Below you will find a set of lines. Repeat them all exactly.

------------------------------------

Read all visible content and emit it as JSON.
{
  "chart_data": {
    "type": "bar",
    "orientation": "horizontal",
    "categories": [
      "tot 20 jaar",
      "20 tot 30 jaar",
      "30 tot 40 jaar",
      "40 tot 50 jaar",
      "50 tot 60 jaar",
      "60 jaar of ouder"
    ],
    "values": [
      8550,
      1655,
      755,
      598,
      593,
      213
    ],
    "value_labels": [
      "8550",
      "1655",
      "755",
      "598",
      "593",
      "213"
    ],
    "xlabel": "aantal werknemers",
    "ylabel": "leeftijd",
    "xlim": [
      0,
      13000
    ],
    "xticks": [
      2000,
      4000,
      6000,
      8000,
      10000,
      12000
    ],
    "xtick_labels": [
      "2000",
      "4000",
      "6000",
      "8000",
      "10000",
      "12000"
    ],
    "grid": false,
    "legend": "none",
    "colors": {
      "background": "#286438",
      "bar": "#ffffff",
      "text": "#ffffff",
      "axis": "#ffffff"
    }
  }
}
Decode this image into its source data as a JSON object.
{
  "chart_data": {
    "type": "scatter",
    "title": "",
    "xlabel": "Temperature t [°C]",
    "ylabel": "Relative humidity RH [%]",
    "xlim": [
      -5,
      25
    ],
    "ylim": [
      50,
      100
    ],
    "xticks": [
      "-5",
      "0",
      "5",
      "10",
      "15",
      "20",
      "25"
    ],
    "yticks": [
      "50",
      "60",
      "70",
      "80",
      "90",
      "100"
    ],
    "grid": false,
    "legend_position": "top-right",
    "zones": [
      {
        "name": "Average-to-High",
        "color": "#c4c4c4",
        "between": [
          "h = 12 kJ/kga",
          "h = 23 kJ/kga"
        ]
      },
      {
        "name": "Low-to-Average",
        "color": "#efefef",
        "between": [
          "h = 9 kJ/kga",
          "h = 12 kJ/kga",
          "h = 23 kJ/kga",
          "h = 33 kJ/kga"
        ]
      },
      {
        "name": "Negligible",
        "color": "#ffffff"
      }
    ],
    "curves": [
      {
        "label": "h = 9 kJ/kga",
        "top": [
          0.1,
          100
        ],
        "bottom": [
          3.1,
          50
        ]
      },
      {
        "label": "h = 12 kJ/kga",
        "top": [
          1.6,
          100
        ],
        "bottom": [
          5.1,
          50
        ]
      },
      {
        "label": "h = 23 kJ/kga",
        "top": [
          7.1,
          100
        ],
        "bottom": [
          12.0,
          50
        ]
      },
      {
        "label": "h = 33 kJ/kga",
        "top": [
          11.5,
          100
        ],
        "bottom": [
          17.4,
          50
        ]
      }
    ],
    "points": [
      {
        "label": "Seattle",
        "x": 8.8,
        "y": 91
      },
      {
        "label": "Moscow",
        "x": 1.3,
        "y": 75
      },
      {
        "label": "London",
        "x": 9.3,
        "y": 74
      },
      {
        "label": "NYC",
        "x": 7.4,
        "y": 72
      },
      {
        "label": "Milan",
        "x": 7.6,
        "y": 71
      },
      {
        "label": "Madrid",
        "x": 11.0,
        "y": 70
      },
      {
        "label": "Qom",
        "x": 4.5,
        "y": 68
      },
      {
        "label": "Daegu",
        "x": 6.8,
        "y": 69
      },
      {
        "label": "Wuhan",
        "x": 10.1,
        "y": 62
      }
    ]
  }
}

------------------------------------

> _Exercise answer_:
Read all visible content and emit it as JSON.
{
  "chart_data": {
    "type": "bar",
    "orientation": "horizontal",
    "categories": [
      "tot 20 jaar",
      "20 tot 30 jaar",
      "30 tot 40 jaar",
      "40 tot 50 jaar",
      "50 tot 60 jaar",
      "60 jaar of ouder"
    ],
    "values": [
      8550,
      1655,
      755,
      598,
      593,
      213
    ],
    "value_labels": [
      "8550",
      "1655",
      "755",
      "598",
      "593",
      "213"
    ],
    "xlabel": "aantal werknemers",
    "ylabel": "leeftijd",
    "xlim": [
      0,
      13000
    ],
    "xticks": [
      2000,
      4000,
      6000,
      8000,
      10000,
      12000
    ],
    "xtick_labels": [
      "2000",
      "4000",
      "6000",
      "8000",
      "10000",
      "12000"
    ],
    "grid": false,
    "legend": "none",
    "colors": {
      "background": "#286438",
      "bar": "#ffffff",
      "text": "#ffffff",
      "axis": "#ffffff"
    }
  }
}
Decode this image into its source data as a JSON object.
{
  "chart_data": {
    "type": "scatter",
    "title": "",
    "xlabel": "Temperature t [°C]",
    "ylabel": "Relative humidity RH [%]",
    "xlim": [
      -5,
      25
    ],
    "ylim": [
      50,
      100
    ],
    "xticks": [
      "-5",
      "0",
      "5",
      "10",
      "15",
      "20",
      "25"
    ],
    "yticks": [
      "50",
      "60",
      "70",
      "80",
      "90",
      "100"
    ],
    "grid": false,
    "legend_position": "top-right",
    "zones": [
      {
        "name": "Average-to-High",
        "color": "#c4c4c4",
        "between": [
          "h = 12 kJ/kga",
          "h = 23 kJ/kga"
        ]
      },
      {
        "name": "Low-to-Average",
        "color": "#efefef",
        "between": [
          "h = 9 kJ/kga",
          "h = 12 kJ/kga",
          "h = 23 kJ/kga",
          "h = 33 kJ/kga"
        ]
      },
      {
        "name": "Negligible",
        "color": "#ffffff"
      }
    ],
    "curves": [
      {
        "label": "h = 9 kJ/kga",
        "top": [
          0.1,
          100
        ],
        "bottom": [
          3.1,
          50
        ]
      },
      {
        "label": "h = 12 kJ/kga",
        "top": [
          1.6,
          100
        ],
        "bottom": [
          5.1,
          50
        ]
      },
      {
        "label": "h = 23 kJ/kga",
        "top": [
          7.1,
          100
        ],
        "bottom": [
          12.0,
          50
        ]
      },
      {
        "label": "h = 33 kJ/kga",
        "top": [
          11.5,
          100
        ],
        "bottom": [
          17.4,
          50
        ]
      }
    ],
    "points": [
      {
        "label": "Seattle",
        "x": 8.8,
        "y": 91
      },
      {
        "label": "Moscow",
        "x": 1.3,
        "y": 75
      },
      {
        "label": "London",
        "x": 9.3,
        "y": 74
      },
      {
        "label": "NYC",
        "x": 7.4,
        "y": 72
      },
      {
        "label": "Milan",
        "x": 7.6,
        "y": 71
      },
      {
        "label": "Madrid",
        "x": 11.0,
        "y": 70
      },
      {
        "label": "Qom",
        "x": 4.5,
        "y": 68
      },
      {
        "label": "Daegu",
        "x": 6.8,
        "y": 69
      },
      {
        "label": "Wuhan",
        "x": 10.1,
        "y": 62
      }
    ]
  }
}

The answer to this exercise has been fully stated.